Check each line of the entries below for the string "this"; copy every line where it appears.

=== Given data ===

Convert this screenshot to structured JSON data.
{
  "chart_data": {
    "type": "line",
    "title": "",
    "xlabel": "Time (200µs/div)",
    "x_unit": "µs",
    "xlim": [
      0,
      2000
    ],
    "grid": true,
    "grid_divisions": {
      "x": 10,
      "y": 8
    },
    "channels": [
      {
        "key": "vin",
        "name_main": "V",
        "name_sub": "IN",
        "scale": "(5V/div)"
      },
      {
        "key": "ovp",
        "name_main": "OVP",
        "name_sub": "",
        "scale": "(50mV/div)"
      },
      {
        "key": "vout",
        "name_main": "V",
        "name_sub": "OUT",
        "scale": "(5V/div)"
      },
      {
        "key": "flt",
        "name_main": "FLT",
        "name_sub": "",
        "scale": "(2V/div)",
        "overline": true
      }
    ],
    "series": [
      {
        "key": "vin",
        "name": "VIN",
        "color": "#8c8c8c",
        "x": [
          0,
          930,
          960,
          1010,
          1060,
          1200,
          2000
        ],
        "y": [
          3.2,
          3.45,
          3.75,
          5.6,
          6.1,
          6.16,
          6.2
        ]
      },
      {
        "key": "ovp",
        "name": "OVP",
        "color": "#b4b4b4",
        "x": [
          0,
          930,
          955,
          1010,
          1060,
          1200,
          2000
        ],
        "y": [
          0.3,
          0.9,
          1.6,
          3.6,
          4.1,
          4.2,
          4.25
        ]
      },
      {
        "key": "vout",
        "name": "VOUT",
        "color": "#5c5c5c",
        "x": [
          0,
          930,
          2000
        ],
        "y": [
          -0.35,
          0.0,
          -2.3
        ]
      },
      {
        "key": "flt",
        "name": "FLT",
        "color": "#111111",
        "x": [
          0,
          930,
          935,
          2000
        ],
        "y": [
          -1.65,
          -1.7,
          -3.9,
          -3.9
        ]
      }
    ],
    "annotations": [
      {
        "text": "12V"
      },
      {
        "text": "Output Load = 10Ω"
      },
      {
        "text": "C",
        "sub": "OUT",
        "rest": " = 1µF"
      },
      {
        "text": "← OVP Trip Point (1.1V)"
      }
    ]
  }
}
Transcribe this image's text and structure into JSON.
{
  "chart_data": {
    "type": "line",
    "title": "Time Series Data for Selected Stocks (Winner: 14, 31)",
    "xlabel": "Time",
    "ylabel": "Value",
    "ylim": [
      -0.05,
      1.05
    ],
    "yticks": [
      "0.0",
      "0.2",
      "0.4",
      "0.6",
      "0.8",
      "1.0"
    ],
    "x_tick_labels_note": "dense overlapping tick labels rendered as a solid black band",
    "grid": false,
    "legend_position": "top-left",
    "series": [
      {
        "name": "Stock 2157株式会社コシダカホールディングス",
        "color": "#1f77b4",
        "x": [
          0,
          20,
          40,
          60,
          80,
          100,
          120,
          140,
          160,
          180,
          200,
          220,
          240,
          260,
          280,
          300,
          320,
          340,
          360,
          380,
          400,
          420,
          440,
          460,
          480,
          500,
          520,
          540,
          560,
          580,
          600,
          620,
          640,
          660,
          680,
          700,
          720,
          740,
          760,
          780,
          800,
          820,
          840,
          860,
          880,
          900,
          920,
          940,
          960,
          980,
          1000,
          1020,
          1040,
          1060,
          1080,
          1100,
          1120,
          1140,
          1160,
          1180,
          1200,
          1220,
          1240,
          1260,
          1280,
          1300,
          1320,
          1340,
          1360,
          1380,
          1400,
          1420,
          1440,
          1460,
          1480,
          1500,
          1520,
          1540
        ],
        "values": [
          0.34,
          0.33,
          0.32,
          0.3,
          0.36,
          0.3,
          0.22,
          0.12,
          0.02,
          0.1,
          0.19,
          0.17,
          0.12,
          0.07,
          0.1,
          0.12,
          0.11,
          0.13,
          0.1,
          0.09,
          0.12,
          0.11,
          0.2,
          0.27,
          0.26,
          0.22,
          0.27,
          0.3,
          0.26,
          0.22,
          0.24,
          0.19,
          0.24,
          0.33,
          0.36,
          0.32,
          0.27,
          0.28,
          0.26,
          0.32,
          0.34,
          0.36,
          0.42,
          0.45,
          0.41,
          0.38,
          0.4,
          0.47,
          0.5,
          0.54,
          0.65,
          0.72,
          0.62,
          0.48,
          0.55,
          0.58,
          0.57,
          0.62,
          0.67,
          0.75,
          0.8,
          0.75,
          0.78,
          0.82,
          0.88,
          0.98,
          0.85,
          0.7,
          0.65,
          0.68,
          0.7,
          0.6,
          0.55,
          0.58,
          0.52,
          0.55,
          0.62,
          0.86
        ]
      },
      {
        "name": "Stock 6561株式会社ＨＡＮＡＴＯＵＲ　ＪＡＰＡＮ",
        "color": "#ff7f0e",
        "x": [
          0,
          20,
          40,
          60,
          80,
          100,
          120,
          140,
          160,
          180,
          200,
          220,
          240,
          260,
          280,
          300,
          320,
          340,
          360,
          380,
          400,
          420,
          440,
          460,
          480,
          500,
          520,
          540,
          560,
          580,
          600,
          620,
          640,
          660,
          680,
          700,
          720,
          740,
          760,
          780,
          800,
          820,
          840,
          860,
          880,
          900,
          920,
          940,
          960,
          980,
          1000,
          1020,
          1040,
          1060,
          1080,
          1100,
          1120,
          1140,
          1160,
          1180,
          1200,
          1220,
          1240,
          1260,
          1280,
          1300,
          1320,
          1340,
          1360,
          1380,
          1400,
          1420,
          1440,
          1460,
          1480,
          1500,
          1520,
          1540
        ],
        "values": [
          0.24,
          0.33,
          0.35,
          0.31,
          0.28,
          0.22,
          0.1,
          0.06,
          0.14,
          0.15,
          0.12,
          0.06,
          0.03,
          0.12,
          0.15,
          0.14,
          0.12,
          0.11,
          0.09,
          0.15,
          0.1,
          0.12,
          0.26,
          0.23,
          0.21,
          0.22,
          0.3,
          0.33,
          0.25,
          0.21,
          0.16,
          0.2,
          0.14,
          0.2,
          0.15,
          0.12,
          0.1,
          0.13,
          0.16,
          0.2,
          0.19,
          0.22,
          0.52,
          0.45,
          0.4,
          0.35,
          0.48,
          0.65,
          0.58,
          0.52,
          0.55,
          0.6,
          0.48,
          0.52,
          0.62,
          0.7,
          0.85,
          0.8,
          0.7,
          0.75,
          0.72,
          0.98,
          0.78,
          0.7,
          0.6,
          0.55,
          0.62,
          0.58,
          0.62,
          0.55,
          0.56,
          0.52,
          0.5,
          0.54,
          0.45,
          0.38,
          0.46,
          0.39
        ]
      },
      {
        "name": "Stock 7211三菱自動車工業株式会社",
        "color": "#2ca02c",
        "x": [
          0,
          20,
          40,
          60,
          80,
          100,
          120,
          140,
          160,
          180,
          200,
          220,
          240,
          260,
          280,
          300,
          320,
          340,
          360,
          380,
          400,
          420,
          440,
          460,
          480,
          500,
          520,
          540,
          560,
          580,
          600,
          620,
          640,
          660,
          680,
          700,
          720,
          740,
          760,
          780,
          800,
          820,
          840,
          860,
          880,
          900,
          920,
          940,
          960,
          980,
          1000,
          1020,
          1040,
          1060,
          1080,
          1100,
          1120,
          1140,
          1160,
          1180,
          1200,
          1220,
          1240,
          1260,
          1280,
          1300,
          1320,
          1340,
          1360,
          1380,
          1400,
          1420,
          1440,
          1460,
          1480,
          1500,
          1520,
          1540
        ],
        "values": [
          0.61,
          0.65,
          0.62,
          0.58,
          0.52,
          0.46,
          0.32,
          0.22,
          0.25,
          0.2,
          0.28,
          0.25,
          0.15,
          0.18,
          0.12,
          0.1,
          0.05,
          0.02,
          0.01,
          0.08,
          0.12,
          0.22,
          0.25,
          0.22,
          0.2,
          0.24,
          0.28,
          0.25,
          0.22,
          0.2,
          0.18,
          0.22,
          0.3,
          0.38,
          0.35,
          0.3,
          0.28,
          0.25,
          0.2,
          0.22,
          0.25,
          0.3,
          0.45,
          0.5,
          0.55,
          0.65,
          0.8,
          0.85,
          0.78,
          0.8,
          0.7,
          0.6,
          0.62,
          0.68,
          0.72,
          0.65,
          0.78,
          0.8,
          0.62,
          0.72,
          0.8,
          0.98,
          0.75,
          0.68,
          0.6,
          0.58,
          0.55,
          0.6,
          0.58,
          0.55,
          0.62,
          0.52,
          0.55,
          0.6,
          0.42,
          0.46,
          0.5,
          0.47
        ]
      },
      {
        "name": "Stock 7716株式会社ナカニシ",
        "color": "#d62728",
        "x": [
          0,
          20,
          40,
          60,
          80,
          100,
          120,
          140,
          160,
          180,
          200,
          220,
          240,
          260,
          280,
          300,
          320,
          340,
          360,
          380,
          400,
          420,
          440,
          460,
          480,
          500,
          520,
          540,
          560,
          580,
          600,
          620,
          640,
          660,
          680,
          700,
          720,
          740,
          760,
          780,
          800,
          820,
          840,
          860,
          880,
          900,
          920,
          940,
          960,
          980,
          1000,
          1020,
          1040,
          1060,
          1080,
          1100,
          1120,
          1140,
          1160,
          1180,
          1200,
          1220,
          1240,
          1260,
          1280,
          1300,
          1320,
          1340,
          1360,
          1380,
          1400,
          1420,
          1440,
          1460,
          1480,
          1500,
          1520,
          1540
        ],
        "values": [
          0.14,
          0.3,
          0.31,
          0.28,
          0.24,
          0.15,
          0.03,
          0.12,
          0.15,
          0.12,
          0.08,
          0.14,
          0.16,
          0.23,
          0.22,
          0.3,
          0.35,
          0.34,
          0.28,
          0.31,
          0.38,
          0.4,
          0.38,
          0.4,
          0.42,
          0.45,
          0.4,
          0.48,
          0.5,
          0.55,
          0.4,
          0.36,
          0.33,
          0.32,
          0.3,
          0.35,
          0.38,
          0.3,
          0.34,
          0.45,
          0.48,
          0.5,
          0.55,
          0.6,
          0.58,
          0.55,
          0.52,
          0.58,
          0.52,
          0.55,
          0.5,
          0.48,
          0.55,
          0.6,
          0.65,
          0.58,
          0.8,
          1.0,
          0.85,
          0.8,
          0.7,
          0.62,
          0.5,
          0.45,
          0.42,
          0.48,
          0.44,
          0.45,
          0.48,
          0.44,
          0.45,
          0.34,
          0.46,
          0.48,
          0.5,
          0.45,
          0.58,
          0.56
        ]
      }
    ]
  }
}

===

● **Response below**
Convert this screenshot to structured JSON data.
Transcribe this image's text and structure into JSON.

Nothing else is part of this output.